■ **YOUR GOAL**
Collect every line that includes the string "Tesla".

>> Start MATERIAL SUPPLIED

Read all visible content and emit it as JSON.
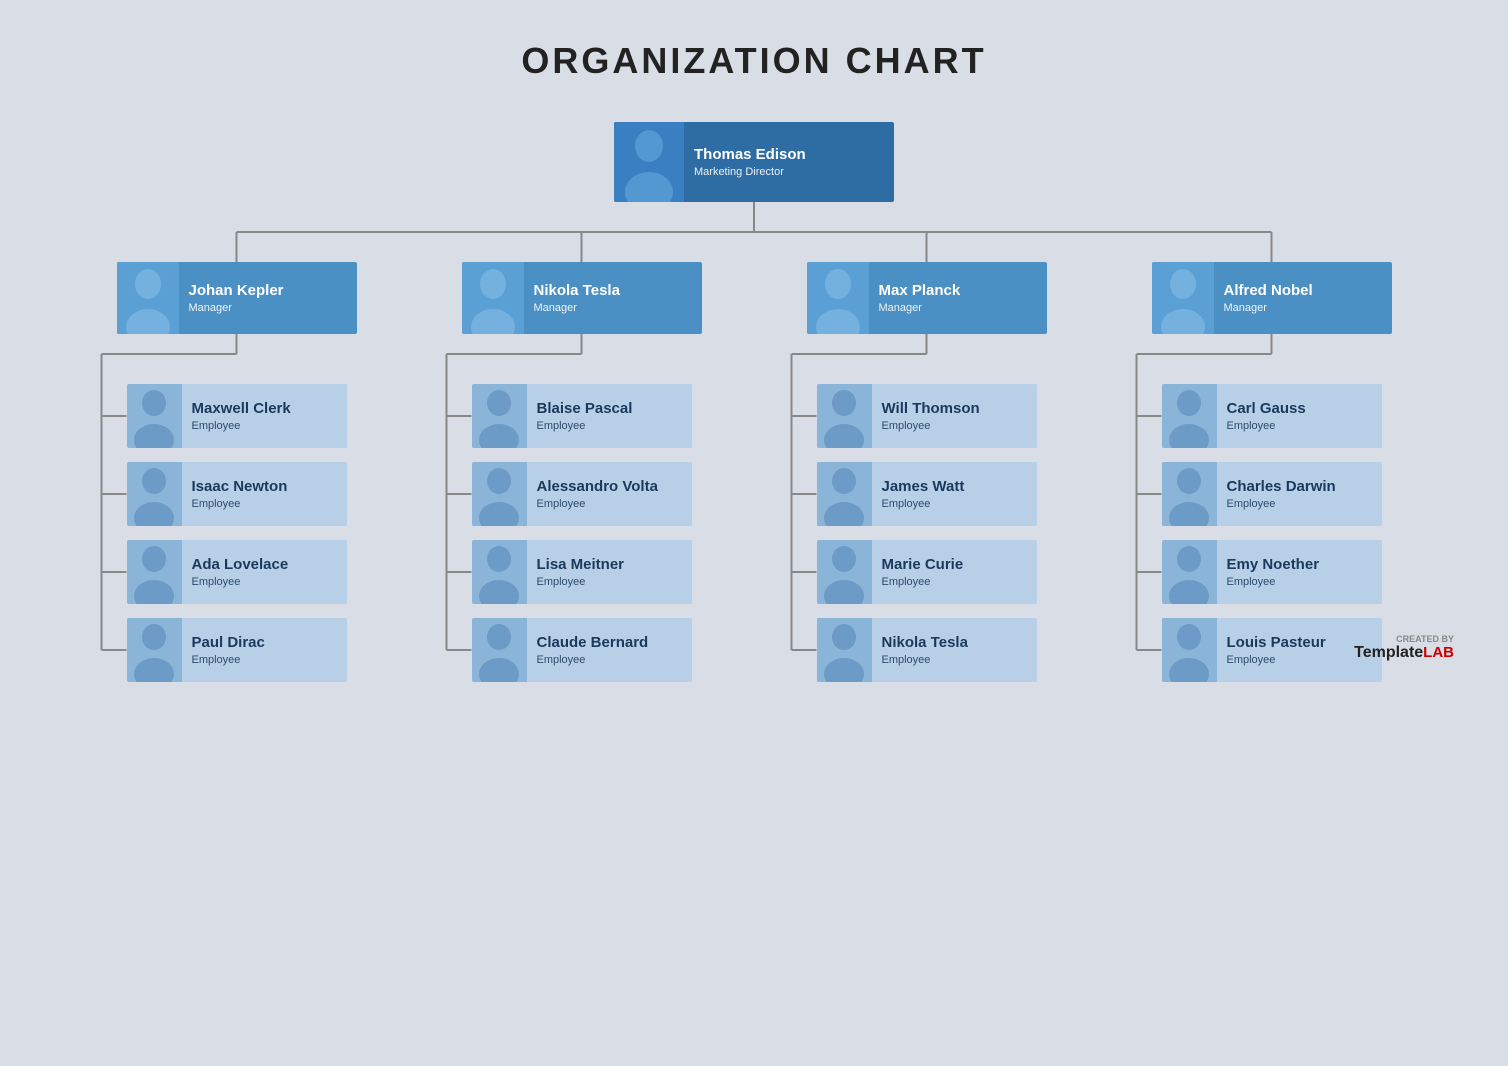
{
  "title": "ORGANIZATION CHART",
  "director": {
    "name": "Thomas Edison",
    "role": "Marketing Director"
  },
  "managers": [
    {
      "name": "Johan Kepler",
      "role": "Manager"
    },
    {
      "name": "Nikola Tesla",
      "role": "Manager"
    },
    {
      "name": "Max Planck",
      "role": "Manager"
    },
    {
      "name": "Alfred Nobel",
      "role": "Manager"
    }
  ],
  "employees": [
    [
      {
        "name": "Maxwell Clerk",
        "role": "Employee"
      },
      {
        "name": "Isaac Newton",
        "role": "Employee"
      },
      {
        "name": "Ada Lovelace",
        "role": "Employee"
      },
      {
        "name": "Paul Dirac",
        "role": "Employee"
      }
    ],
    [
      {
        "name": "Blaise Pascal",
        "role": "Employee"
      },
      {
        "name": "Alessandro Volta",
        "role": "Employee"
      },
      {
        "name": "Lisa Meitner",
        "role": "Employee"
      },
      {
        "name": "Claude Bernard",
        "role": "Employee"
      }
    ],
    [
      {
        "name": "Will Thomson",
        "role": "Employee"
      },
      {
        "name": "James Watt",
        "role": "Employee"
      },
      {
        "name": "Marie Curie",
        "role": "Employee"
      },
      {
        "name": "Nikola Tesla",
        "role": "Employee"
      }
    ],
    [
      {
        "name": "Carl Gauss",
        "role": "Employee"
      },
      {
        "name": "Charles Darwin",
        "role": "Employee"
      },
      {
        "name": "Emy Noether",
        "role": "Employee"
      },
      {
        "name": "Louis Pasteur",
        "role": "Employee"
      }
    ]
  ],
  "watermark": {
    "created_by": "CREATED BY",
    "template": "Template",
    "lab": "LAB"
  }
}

>> End MATERIAL SUPPLIED

■ **EXERCISE RESPONSE**
      "name": "Nikola Tesla",
        "name": "Nikola Tesla",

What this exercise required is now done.